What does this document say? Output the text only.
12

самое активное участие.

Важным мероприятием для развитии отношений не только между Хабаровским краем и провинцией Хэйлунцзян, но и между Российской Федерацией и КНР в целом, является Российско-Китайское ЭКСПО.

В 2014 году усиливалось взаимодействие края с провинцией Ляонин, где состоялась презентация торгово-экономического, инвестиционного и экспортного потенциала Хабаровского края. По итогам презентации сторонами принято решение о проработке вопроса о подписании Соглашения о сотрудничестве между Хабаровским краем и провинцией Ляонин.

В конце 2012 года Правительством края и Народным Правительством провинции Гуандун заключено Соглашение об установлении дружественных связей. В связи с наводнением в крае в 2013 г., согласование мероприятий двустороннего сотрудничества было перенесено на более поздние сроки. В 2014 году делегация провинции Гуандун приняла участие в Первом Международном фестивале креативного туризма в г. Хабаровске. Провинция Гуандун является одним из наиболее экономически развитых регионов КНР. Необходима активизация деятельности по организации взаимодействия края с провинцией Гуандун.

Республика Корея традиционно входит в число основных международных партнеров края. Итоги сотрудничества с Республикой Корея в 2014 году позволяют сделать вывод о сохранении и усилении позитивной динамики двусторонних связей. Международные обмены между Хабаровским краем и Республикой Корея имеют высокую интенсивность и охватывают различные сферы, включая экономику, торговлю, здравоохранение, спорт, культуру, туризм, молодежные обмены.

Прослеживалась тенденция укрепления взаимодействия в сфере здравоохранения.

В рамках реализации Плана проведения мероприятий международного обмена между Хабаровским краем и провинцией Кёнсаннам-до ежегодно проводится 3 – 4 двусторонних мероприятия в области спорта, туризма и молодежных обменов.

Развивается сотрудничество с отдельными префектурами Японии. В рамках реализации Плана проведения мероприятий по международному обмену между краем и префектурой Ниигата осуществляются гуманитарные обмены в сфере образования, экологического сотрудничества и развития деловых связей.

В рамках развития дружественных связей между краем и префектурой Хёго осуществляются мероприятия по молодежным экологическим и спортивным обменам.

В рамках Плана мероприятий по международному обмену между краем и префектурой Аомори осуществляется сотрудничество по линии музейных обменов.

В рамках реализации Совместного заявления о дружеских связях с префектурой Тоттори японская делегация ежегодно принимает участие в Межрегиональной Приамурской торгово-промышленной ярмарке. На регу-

◇ ◇ ◇ ◇ ◇

▸ Request: In full and verbatim, repeat the records given above.

▸ Written solution:
What does this document say? Output the text only.
12

самое активное участие.

Важным мероприятием для развитии отношений не только между Хабаровским краем и провинцией Хэйлунцзян, но и между Российской Федерацией и КНР в целом, является Российско-Китайское ЭКСПО.

В 2014 году усиливалось взаимодействие края с провинцией Ляонин, где состоялась презентация торгово-экономического, инвестиционного и экспортного потенциала Хабаровского края. По итогам презентации сторонами принято решение о проработке вопроса о подписании Соглашения о сотрудничестве между Хабаровским краем и провинцией Ляонин.

В конце 2012 года Правительством края и Народным Правительством провинции Гуандун заключено Соглашение об установлении дружественных связей. В связи с наводнением в крае в 2013 г., согласование мероприятий двустороннего сотрудничества было перенесено на более поздние сроки. В 2014 году делегация провинции Гуандун приняла участие в Первом Международном фестивале креативного туризма в г. Хабаровске. Провинция Гуандун является одним из наиболее экономически развитых регионов КНР. Необходима активизация деятельности по организации взаимодействия края с провинцией Гуандун.

Республика Корея традиционно входит в число основных международных партнеров края. Итоги сотрудничества с Республикой Корея в 2014 году позволяют сделать вывод о сохранении и усилении позитивной динамики двусторонних связей. Международные обмены между Хабаровским краем и Республикой Корея имеют высокую интенсивность и охватывают различные сферы, включая экономику, торговлю, здравоохранение, спорт, культуру, туризм, молодежные обмены.

Прослеживалась тенденция укрепления взаимодействия в сфере здравоохранения.

В рамках реализации Плана проведения мероприятий международного обмена между Хабаровским краем и провинцией Кёнсаннам-до ежегодно проводится 3 – 4 двусторонних мероприятия в области спорта, туризма и молодежных обменов.

Развивается сотрудничество с отдельными префектурами Японии. В рамках реализации Плана проведения мероприятий по международному обмену между краем и префектурой Ниигата осуществляются гуманитарные обмены в сфере образования, экологического сотрудничества и развития деловых связей.

В рамках развития дружественных связей между краем и префектурой Хёго осуществляются мероприятия по молодежным экологическим и спортивным обменам.

В рамках Плана мероприятий по международному обмену между краем и префектурой Аомори осуществляется сотрудничество по линии музейных обменов.

В рамках реализации Совместного заявления о дружеских связях с префектурой Тоттори японская делегация ежегодно принимает участие в Межрегиональной Приамурской торгово-промышленной ярмарке. На регу-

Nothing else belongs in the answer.